#### DATASET EXCERPTS:
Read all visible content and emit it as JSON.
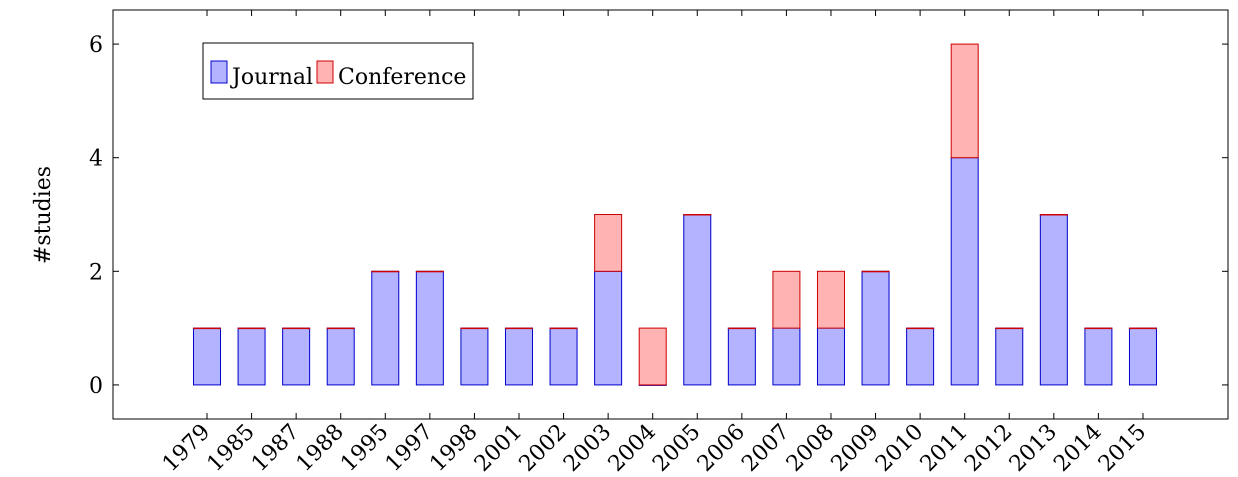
{
  "chart_data": {
    "type": "bar",
    "stacked": true,
    "categories": [
      "1979",
      "1985",
      "1987",
      "1988",
      "1995",
      "1997",
      "1998",
      "2001",
      "2002",
      "2003",
      "2004",
      "2005",
      "2006",
      "2007",
      "2008",
      "2009",
      "2010",
      "2011",
      "2012",
      "2013",
      "2014",
      "2015"
    ],
    "series": [
      {
        "name": "Journal",
        "values": [
          1,
          1,
          1,
          1,
          2,
          2,
          1,
          1,
          1,
          2,
          0,
          3,
          1,
          1,
          1,
          2,
          1,
          4,
          1,
          3,
          1,
          1
        ],
        "fill": "#b3b3ff",
        "stroke": "#0000cc"
      },
      {
        "name": "Conference",
        "values": [
          0,
          0,
          0,
          0,
          0,
          0,
          0,
          0,
          0,
          1,
          1,
          0,
          0,
          1,
          1,
          0,
          0,
          2,
          0,
          0,
          0,
          0
        ],
        "fill": "#ffb3b3",
        "stroke": "#cc0000"
      }
    ],
    "title": "",
    "xlabel": "",
    "ylabel": "#studies",
    "ylim": [
      -0.6,
      6.6
    ],
    "yticks": [
      0,
      2,
      4,
      6
    ],
    "grid": false,
    "legend_position": "top-left"
  }
}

#### WHAT THE TASK ASKS:
Every entry must be written out exactly, with all pictures left out.

#### SOLUTION FOR THIS EXERCISE:
Read all visible content and emit it as JSON.
{
  "chart_data": {
    "type": "bar",
    "stacked": true,
    "categories": [
      "1979",
      "1985",
      "1987",
      "1988",
      "1995",
      "1997",
      "1998",
      "2001",
      "2002",
      "2003",
      "2004",
      "2005",
      "2006",
      "2007",
      "2008",
      "2009",
      "2010",
      "2011",
      "2012",
      "2013",
      "2014",
      "2015"
    ],
    "series": [
      {
        "name": "Journal",
        "values": [
          1,
          1,
          1,
          1,
          2,
          2,
          1,
          1,
          1,
          2,
          0,
          3,
          1,
          1,
          1,
          2,
          1,
          4,
          1,
          3,
          1,
          1
        ],
        "fill": "#b3b3ff",
        "stroke": "#0000cc"
      },
      {
        "name": "Conference",
        "values": [
          0,
          0,
          0,
          0,
          0,
          0,
          0,
          0,
          0,
          1,
          1,
          0,
          0,
          1,
          1,
          0,
          0,
          2,
          0,
          0,
          0,
          0
        ],
        "fill": "#ffb3b3",
        "stroke": "#cc0000"
      }
    ],
    "title": "",
    "xlabel": "",
    "ylabel": "#studies",
    "ylim": [
      -0.6,
      6.6
    ],
    "yticks": [
      0,
      2,
      4,
      6
    ],
    "grid": false,
    "legend_position": "top-left"
  }
}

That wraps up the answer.